Copy each line of the material below that contains the string "verified". Matching is case-sensitive.

### DATA SHOWN

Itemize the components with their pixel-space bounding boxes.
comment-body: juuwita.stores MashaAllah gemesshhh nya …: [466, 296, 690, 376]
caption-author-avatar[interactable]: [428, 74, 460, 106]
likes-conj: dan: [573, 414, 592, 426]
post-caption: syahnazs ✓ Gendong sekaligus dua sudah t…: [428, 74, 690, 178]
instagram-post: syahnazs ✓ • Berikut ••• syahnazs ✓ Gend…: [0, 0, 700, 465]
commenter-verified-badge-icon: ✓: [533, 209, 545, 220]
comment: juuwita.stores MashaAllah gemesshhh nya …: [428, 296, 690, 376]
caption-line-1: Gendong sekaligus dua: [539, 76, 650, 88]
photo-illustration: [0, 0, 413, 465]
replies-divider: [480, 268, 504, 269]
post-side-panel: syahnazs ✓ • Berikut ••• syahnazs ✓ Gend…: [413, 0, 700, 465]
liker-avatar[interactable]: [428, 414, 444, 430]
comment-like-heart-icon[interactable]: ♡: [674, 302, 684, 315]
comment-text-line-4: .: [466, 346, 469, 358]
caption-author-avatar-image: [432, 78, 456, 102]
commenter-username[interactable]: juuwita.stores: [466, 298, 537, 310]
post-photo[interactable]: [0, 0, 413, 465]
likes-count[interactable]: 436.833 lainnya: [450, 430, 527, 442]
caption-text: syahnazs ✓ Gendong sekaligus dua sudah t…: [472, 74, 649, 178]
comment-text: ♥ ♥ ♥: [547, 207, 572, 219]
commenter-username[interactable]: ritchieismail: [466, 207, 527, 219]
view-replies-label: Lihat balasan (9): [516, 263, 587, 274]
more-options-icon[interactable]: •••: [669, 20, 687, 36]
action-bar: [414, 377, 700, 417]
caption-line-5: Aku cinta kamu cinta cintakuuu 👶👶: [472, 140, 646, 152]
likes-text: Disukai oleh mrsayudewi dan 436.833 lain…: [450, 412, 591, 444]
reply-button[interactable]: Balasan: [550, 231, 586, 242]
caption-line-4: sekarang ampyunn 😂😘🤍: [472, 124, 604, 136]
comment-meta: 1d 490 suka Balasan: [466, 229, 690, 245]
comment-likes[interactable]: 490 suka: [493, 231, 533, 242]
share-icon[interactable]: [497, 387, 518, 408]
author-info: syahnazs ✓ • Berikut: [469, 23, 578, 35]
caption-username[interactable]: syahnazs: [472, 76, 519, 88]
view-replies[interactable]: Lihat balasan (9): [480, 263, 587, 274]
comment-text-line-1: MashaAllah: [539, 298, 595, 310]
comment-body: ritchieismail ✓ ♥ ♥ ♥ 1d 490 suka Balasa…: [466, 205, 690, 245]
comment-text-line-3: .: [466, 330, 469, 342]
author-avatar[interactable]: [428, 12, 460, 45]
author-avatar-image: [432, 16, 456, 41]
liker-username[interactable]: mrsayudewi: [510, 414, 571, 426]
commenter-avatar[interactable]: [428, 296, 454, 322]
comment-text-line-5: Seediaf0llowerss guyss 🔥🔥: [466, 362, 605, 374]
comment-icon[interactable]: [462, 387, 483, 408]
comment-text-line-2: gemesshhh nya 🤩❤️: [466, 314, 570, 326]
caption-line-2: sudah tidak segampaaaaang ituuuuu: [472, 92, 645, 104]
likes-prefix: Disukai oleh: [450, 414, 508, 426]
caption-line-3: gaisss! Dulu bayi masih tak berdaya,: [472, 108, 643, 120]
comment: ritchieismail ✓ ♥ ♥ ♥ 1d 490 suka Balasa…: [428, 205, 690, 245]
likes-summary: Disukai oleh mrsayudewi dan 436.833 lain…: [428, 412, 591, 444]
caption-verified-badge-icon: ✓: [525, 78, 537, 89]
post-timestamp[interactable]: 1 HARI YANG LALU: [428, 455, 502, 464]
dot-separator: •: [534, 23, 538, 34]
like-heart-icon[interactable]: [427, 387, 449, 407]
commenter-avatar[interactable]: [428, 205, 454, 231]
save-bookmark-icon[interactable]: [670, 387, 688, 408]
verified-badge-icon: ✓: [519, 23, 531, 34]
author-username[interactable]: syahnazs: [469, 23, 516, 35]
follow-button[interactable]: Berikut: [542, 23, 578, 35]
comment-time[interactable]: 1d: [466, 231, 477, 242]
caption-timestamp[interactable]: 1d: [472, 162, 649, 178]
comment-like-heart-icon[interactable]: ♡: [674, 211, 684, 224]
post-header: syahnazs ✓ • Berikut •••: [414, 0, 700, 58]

######

__ANSWER TO THIS PROBLEM__:
commenter-verified-badge-icon: ✓: [533, 209, 545, 220]
caption-verified-badge-icon: ✓: [525, 78, 537, 89]
verified-badge-icon: ✓: [519, 23, 531, 34]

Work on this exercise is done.